#### Stated exercise:
Quote the entries in full, character for character, without their images.

=======

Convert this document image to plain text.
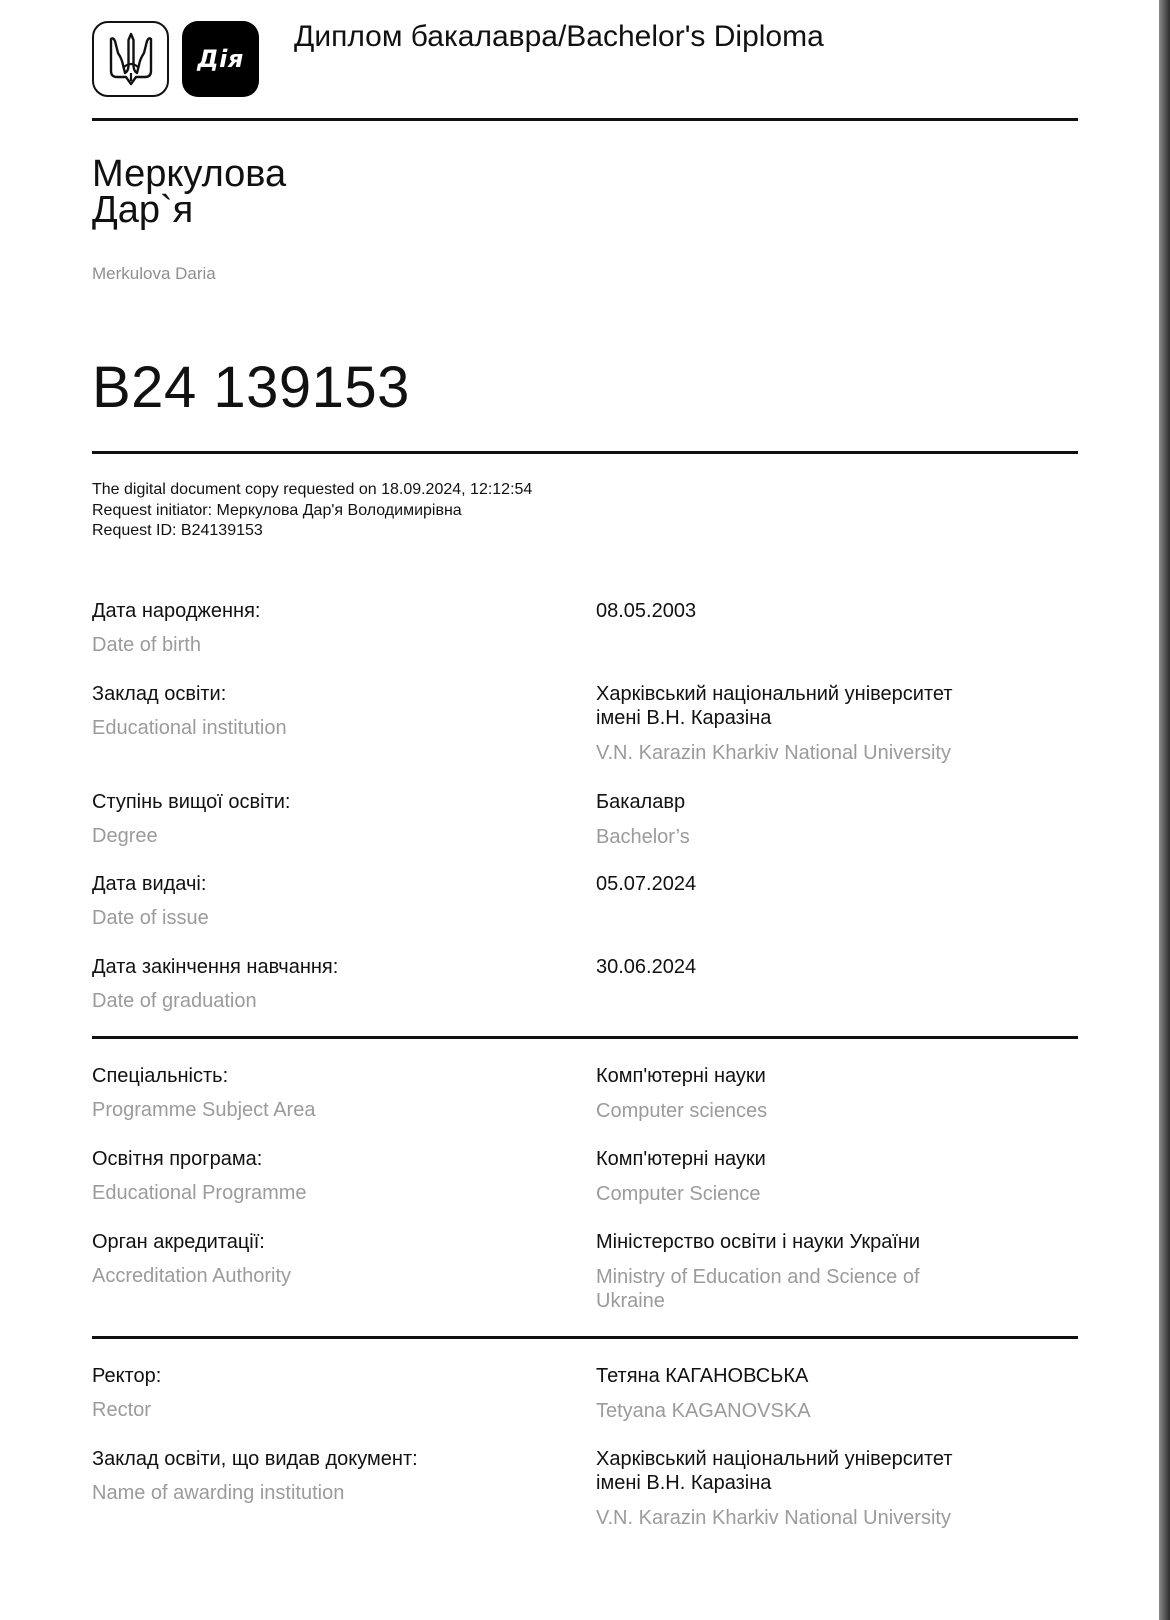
Дія
Диплом бакалавра/Bachelor's Diploma
Меркулова
Дар`я
Merkulova Daria
B24 139153
The digital document copy requested on 18.09.2024, 12:12:54
Request initiator: Меркулова Дар'я Володимирівна
Request ID: B24139153
Дата народження:
Date of birth
08.05.2003
Заклад освіти:
Educational institution
Харківський національний університет
імені В.Н. Каразіна
V.N. Karazin Kharkiv National University
Ступінь вищої освіти:
Degree
Бакалавр
Bachelor’s
Дата видачі:
Date of issue
05.07.2024
Дата закінчення навчання:
Date of graduation
30.06.2024
Спеціальність:
Programme Subject Area
Комп'ютерні науки
Computer sciences
Освітня програма:
Educational Programme
Комп'ютерні науки
Computer Science
Орган акредитації:
Accreditation Authority
Міністерство освіти і науки України
Ministry of Education and Science of
Ukraine
Ректор:
Rector
Тетяна КАГАНОВСЬКА
Tetyana KAGANOVSKA
Заклад освіти, що видав документ:
Name of awarding institution
Харківський національний університет
імені В.Н. Каразіна
V.N. Karazin Kharkiv National University
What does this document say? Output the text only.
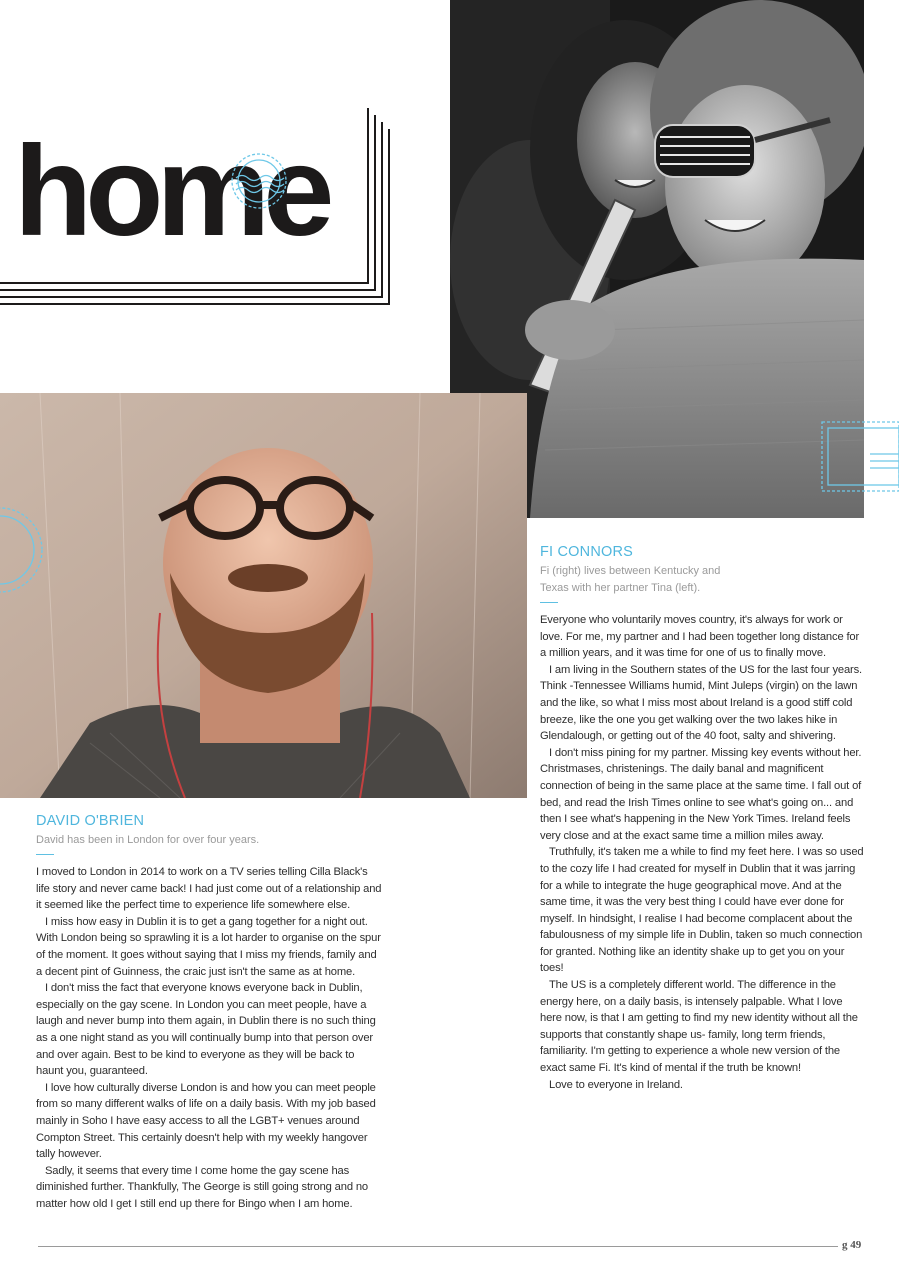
home
FI CONNORS
Fi (right) lives between Kentucky and
Texas with her partner Tina (left).

Everyone who voluntarily moves country, it's always for work or love. For me, my partner and I had been together long distance for a million years, and it was time for one of us to finally move.

I am living in the Southern states of the US for the last four years. Think -Tennessee Williams humid, Mint Juleps (virgin) on the lawn and the like, so what I miss most about Ireland is a good stiff cold breeze, like the one you get walking over the two lakes hike in Glendalough, or getting out of the 40 foot, salty and shivering.

I don't miss pining for my partner. Missing key events without her. Christmases, christenings. The daily banal and magnificent connection of being in the same place at the same time. I fall out of bed, and read the Irish Times online to see what's going on... and then I see what's happening in the New York Times. Ireland feels very close and at the exact same time a million miles away.

Truthfully, it's taken me a while to find my feet here. I was so used to the cozy life I had created for myself in Dublin that it was jarring for a while to integrate the huge geographical move. And at the same time, it was the very best thing I could have ever done for myself. In hindsight, I realise I had become complacent about the fabulousness of my simple life in Dublin, taken so much connection for granted. Nothing like an identity shake up to get you on your toes!

The US is a completely different world. The difference in the energy here, on a daily basis, is intensely palpable. What I love here now, is that I am getting to find my new identity without all the supports that constantly shape us- family, long term friends, familiarity. I'm getting to experience a whole new version of the exact same Fi. It's kind of mental if the truth be known!

Love to everyone in Ireland.

DAVID O'BRIEN
David has been in London for over four years.

I moved to London in 2014 to work on a TV series telling Cilla Black's life story and never came back! I had just come out of a relationship and it seemed like the perfect time to experience life somewhere else.

I miss how easy in Dublin it is to get a gang together for a night out. With London being so sprawling it is a lot harder to organise on the spur of the moment. It goes without saying that I miss my friends, family and a decent pint of Guinness, the craic just isn't the same as at home.

I don't miss the fact that everyone knows everyone back in Dublin, especially on the gay scene. In London you can meet people, have a laugh and never bump into them again, in Dublin there is no such thing as a one night stand as you will continually bump into that person over and over again. Best to be kind to everyone as they will be back to haunt you, guaranteed.

I love how culturally diverse London is and how you can meet people from so many different walks of life on a daily basis. With my job based mainly in Soho I have easy access to all the LGBT+ venues around Compton Street. This certainly doesn't help with my weekly hangover tally however.

Sadly, it seems that every time I come home the gay scene has diminished further. Thankfully, The George is still going strong and no matter how old I get I still end up there for Bingo when I am home.

g 49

=======

#### The answer:
Convert this document image to plain text.
Дія
Диплом бакалавра/Bachelor's Diploma
Меркулова
Дар`я
Merkulova Daria
B24 139153
The digital document copy requested on 18.09.2024, 12:12:54
Request initiator: Меркулова Дар'я Володимирівна
Request ID: B24139153
Дата народження:
Date of birth
08.05.2003
Заклад освіти:
Educational institution
Харківський національний університет
імені В.Н. Каразіна
V.N. Karazin Kharkiv National University
Ступінь вищої освіти:
Degree
Бакалавр
Bachelor’s
Дата видачі:
Date of issue
05.07.2024
Дата закінчення навчання:
Date of graduation
30.06.2024
Спеціальність:
Programme Subject Area
Комп'ютерні науки
Computer sciences
Освітня програма:
Educational Programme
Комп'ютерні науки
Computer Science
Орган акредитації:
Accreditation Authority
Міністерство освіти і науки України
Ministry of Education and Science of
Ukraine
Ректор:
Rector
Тетяна КАГАНОВСЬКА
Tetyana KAGANOVSKA
Заклад освіти, що видав документ:
Name of awarding institution
Харківський національний університет
імені В.Н. Каразіна
V.N. Karazin Kharkiv National University
What does this document say? Output the text only.
home
FI CONNORS
Fi (right) lives between Kentucky and
Texas with her partner Tina (left).

Everyone who voluntarily moves country, it's always for work or love. For me, my partner and I had been together long distance for a million years, and it was time for one of us to finally move.

I am living in the Southern states of the US for the last four years. Think -Tennessee Williams humid, Mint Juleps (virgin) on the lawn and the like, so what I miss most about Ireland is a good stiff cold breeze, like the one you get walking over the two lakes hike in Glendalough, or getting out of the 40 foot, salty and shivering.

I don't miss pining for my partner. Missing key events without her. Christmases, christenings. The daily banal and magnificent connection of being in the same place at the same time. I fall out of bed, and read the Irish Times online to see what's going on... and then I see what's happening in the New York Times. Ireland feels very close and at the exact same time a million miles away.

Truthfully, it's taken me a while to find my feet here. I was so used to the cozy life I had created for myself in Dublin that it was jarring for a while to integrate the huge geographical move. And at the same time, it was the very best thing I could have ever done for myself. In hindsight, I realise I had become complacent about the fabulousness of my simple life in Dublin, taken so much connection for granted. Nothing like an identity shake up to get you on your toes!

The US is a completely different world. The difference in the energy here, on a daily basis, is intensely palpable. What I love here now, is that I am getting to find my new identity without all the supports that constantly shape us- family, long term friends, familiarity. I'm getting to experience a whole new version of the exact same Fi. It's kind of mental if the truth be known!

Love to everyone in Ireland.

DAVID O'BRIEN
David has been in London for over four years.

I moved to London in 2014 to work on a TV series telling Cilla Black's life story and never came back! I had just come out of a relationship and it seemed like the perfect time to experience life somewhere else.

I miss how easy in Dublin it is to get a gang together for a night out. With London being so sprawling it is a lot harder to organise on the spur of the moment. It goes without saying that I miss my friends, family and a decent pint of Guinness, the craic just isn't the same as at home.

I don't miss the fact that everyone knows everyone back in Dublin, especially on the gay scene. In London you can meet people, have a laugh and never bump into them again, in Dublin there is no such thing as a one night stand as you will continually bump into that person over and over again. Best to be kind to everyone as they will be back to haunt you, guaranteed.

I love how culturally diverse London is and how you can meet people from so many different walks of life on a daily basis. With my job based mainly in Soho I have easy access to all the LGBT+ venues around Compton Street. This certainly doesn't help with my weekly hangover tally however.

Sadly, it seems that every time I come home the gay scene has diminished further. Thankfully, The George is still going strong and no matter how old I get I still end up there for Bingo when I am home.

g 49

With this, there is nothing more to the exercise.